Find how many lines hold the word "Looks" and give that number only.

Entries shown:
○ ○ ○ ○ ○

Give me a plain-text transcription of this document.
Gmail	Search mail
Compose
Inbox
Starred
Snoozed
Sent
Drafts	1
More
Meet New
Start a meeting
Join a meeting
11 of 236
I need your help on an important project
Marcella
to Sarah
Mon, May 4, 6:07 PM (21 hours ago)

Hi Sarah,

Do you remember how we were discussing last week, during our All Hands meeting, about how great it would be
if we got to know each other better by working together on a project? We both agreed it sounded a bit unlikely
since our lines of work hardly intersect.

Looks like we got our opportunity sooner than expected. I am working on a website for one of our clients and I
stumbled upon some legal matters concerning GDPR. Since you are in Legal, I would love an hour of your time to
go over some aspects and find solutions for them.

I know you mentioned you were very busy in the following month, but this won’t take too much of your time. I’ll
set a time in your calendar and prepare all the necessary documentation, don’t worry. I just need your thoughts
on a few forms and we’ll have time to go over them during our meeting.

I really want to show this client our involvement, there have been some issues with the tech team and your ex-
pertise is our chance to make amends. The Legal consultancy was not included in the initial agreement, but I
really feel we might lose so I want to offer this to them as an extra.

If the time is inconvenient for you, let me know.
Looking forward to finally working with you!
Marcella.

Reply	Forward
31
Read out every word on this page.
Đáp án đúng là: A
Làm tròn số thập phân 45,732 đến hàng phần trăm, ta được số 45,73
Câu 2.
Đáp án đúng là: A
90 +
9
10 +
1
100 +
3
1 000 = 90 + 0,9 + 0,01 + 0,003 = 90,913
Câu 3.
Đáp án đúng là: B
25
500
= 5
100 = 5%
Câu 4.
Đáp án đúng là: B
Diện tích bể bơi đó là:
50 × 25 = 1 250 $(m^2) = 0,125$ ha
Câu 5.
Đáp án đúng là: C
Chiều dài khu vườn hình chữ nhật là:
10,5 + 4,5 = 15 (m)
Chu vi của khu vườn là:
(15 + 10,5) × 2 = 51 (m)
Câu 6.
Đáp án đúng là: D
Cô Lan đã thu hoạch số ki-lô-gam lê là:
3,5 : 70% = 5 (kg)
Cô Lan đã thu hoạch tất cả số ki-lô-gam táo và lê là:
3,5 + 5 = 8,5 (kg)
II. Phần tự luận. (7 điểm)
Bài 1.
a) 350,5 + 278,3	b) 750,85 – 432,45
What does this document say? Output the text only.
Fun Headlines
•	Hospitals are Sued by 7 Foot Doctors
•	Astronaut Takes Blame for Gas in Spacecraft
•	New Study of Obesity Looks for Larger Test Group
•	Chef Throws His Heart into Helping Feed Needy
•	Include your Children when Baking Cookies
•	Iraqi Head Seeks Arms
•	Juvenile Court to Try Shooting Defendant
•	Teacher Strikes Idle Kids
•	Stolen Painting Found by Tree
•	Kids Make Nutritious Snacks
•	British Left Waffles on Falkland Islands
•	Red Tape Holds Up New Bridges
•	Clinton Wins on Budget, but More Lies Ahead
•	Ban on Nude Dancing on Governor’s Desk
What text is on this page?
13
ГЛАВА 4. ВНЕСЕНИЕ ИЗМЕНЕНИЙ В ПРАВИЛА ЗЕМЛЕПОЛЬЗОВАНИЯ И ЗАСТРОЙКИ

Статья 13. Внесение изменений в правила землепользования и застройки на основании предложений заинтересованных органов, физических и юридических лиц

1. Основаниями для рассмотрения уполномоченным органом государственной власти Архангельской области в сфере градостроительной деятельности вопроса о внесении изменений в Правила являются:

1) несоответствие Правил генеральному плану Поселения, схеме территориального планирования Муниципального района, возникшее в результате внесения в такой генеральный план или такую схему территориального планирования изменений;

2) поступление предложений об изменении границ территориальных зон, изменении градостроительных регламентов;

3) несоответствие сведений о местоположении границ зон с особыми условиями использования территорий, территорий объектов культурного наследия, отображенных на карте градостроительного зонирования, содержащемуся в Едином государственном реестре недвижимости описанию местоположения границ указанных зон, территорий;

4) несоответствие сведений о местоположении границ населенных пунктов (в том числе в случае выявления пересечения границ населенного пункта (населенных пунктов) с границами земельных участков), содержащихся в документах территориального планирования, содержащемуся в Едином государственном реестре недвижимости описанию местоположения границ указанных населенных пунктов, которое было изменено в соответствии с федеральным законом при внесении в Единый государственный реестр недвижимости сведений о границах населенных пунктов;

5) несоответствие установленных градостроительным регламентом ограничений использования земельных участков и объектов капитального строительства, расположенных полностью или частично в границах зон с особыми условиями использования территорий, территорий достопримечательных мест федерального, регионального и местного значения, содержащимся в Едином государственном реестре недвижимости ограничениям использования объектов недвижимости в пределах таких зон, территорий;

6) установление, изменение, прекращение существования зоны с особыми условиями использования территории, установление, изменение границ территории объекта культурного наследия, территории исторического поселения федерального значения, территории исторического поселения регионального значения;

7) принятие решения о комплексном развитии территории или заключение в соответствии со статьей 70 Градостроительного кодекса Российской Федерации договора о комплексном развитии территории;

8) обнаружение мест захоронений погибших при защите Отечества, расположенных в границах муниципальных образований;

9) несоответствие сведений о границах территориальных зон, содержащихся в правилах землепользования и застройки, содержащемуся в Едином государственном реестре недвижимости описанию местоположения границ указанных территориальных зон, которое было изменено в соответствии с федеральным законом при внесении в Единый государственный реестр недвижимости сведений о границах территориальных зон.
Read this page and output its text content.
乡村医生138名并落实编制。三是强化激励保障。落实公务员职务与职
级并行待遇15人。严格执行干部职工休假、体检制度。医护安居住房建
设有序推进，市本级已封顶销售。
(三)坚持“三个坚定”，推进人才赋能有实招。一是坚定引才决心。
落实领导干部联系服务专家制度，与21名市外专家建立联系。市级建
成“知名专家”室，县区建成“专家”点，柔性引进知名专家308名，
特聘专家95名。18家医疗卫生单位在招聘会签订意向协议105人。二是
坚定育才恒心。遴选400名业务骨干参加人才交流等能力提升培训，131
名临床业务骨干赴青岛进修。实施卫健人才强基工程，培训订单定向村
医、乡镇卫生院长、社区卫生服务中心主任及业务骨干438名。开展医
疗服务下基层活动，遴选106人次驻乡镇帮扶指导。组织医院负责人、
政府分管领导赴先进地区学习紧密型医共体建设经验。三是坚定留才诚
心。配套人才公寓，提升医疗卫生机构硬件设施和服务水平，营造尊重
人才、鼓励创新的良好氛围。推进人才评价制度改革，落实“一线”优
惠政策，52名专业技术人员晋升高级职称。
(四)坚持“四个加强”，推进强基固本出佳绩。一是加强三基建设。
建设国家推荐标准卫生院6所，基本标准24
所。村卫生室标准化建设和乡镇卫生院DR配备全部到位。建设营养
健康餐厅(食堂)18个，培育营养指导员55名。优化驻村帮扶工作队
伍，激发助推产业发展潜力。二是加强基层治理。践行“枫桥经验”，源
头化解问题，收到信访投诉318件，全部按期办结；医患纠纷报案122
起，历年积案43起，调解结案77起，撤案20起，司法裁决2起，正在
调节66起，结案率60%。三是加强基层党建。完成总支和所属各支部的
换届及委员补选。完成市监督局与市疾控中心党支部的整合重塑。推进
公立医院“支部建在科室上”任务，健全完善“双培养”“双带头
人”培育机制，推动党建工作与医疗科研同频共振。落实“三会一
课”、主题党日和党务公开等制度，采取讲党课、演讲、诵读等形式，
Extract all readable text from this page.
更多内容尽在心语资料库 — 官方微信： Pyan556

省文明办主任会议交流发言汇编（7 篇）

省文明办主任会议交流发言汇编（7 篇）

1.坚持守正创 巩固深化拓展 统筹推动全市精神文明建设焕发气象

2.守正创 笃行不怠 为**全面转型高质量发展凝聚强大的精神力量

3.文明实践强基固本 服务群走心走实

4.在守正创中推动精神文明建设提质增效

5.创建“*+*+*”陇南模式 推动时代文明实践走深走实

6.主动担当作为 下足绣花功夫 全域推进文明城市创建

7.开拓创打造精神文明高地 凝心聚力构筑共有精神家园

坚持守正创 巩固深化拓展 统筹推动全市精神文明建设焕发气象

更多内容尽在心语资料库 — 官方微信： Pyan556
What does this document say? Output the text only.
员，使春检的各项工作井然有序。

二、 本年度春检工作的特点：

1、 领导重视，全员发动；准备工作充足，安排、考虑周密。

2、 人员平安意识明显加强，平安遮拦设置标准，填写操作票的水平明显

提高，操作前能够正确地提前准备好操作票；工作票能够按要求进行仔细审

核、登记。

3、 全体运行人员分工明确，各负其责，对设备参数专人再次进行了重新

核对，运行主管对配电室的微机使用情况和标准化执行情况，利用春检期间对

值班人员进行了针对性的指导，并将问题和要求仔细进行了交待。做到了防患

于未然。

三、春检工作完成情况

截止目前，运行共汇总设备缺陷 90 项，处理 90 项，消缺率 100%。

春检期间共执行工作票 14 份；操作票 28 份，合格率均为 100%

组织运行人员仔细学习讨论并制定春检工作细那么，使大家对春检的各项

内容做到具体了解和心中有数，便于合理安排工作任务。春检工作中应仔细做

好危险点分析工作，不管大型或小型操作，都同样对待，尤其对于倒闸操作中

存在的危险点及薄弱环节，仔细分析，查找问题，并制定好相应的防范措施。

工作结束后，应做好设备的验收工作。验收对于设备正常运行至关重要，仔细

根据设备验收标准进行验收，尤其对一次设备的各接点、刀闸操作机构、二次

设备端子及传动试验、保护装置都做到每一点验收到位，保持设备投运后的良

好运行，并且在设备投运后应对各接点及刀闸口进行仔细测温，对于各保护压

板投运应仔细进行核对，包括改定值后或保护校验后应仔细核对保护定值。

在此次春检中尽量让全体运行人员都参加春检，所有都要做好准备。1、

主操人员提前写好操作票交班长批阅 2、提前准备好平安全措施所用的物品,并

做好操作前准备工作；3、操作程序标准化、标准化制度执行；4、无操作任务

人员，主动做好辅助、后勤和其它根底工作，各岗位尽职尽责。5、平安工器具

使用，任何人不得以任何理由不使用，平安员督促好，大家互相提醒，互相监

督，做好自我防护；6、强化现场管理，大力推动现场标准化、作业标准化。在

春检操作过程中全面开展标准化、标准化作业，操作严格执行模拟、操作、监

○ ○ ○ ○ ○

The output:
2